** start RECORDS FOR PROCESSING **
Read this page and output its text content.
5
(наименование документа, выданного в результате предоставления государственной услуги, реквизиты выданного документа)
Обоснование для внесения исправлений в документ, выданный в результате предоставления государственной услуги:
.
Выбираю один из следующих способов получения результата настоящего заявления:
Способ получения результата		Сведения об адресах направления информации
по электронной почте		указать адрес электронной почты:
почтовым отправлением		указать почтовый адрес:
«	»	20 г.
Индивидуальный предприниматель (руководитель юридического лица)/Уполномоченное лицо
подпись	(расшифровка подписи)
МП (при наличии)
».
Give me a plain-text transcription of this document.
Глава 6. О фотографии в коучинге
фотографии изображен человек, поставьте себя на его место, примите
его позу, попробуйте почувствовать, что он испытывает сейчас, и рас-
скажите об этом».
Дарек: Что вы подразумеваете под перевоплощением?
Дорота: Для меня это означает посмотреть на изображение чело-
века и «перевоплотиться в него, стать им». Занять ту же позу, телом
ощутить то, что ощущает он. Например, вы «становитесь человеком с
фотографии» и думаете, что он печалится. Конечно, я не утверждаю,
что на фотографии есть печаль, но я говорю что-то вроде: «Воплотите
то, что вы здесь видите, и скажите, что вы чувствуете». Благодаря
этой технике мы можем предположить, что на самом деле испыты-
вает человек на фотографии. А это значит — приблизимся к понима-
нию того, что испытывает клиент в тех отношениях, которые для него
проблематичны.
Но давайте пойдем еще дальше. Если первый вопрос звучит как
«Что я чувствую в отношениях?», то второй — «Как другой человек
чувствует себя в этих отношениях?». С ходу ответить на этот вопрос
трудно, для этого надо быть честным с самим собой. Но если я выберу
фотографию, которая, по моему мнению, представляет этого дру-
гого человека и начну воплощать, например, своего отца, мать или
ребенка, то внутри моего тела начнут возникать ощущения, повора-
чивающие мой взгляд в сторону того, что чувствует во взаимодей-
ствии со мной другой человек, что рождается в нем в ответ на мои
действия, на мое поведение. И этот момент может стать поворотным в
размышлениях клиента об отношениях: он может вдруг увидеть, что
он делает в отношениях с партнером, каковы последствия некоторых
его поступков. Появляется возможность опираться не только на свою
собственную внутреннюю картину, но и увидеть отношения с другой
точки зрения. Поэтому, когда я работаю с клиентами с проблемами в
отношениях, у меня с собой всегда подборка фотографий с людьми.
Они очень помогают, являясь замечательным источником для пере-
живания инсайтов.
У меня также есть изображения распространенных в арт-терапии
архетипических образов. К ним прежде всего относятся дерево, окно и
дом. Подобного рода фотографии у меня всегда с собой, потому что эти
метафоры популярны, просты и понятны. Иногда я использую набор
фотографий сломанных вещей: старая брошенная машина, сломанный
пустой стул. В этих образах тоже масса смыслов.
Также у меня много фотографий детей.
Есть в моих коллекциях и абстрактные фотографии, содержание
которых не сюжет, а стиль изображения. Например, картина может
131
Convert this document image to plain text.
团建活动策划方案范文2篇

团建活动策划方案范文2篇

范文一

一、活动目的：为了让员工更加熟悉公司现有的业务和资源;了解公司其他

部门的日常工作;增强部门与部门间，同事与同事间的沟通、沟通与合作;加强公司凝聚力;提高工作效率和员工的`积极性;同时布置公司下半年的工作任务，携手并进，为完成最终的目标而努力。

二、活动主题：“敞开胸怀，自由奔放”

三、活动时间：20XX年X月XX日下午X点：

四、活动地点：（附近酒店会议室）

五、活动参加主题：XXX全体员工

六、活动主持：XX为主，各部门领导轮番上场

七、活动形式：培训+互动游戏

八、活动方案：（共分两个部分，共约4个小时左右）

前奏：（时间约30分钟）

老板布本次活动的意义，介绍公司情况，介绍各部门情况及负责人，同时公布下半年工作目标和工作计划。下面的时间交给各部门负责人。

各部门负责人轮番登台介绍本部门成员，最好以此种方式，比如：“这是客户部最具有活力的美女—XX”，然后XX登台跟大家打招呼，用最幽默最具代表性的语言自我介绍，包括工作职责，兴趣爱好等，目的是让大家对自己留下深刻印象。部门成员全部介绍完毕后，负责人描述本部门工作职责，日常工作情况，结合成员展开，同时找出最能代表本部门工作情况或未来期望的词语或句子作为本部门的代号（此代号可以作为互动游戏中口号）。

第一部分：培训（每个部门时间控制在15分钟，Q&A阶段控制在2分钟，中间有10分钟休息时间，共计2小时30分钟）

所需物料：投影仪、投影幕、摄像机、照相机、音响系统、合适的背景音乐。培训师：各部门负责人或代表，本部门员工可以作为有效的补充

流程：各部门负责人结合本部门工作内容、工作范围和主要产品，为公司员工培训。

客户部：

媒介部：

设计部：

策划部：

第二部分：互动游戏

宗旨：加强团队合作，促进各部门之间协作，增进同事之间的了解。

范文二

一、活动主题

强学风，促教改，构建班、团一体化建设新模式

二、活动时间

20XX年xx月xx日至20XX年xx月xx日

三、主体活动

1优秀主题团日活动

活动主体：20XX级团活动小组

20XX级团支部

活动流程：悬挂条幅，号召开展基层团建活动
** end RECORDS FOR PROCESSING **
## GIVEN PROBLEM
Say how many lines above hold the word "фотографии", giving only the count.

## WRITTEN REPLY
7